— Stated problem —
How many lines in this material include the string "color"? Answer with the number and nothing further.

--- Start Material for this task ---

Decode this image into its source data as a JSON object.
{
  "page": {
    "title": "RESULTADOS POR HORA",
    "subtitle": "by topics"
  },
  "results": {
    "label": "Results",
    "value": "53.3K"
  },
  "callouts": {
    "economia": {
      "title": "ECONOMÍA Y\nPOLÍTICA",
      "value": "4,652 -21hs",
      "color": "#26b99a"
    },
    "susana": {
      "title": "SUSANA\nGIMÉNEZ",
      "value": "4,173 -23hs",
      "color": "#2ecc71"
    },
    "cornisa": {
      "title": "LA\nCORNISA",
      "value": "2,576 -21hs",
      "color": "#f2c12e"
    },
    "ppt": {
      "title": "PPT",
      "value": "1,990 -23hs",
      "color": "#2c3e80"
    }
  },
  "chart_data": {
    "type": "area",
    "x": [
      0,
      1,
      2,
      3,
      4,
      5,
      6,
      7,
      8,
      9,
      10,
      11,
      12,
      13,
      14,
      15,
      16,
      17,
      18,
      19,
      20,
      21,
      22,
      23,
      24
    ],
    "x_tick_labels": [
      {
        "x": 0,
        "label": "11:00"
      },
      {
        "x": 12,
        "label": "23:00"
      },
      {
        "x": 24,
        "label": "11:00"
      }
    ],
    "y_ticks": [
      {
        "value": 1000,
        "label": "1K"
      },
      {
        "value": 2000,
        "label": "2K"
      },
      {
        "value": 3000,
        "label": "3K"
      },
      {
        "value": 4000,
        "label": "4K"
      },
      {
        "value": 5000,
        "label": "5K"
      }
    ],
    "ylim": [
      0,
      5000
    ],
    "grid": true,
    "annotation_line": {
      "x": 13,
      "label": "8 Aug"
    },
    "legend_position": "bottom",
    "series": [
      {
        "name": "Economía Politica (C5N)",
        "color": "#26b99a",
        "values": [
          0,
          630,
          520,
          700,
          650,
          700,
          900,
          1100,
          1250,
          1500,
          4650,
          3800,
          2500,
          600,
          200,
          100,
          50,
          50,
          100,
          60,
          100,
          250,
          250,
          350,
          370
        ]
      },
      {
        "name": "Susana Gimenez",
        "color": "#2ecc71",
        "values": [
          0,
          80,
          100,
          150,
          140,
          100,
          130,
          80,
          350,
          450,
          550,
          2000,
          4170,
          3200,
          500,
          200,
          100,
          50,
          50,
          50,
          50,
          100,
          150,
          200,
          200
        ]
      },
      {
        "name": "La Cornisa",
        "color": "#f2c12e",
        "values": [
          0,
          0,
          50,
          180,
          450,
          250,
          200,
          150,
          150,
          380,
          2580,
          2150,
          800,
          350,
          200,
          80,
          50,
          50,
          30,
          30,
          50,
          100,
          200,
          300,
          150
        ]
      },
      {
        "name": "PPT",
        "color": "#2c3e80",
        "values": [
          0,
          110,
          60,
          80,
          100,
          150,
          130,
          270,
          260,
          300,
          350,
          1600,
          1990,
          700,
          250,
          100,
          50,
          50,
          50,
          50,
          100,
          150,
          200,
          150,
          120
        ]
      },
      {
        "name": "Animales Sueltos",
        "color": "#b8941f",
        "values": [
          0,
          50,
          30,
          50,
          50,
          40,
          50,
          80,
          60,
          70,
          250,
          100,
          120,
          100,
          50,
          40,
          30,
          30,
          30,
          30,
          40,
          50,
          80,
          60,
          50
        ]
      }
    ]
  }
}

--- End Material for this task ---

— Exercise result —
9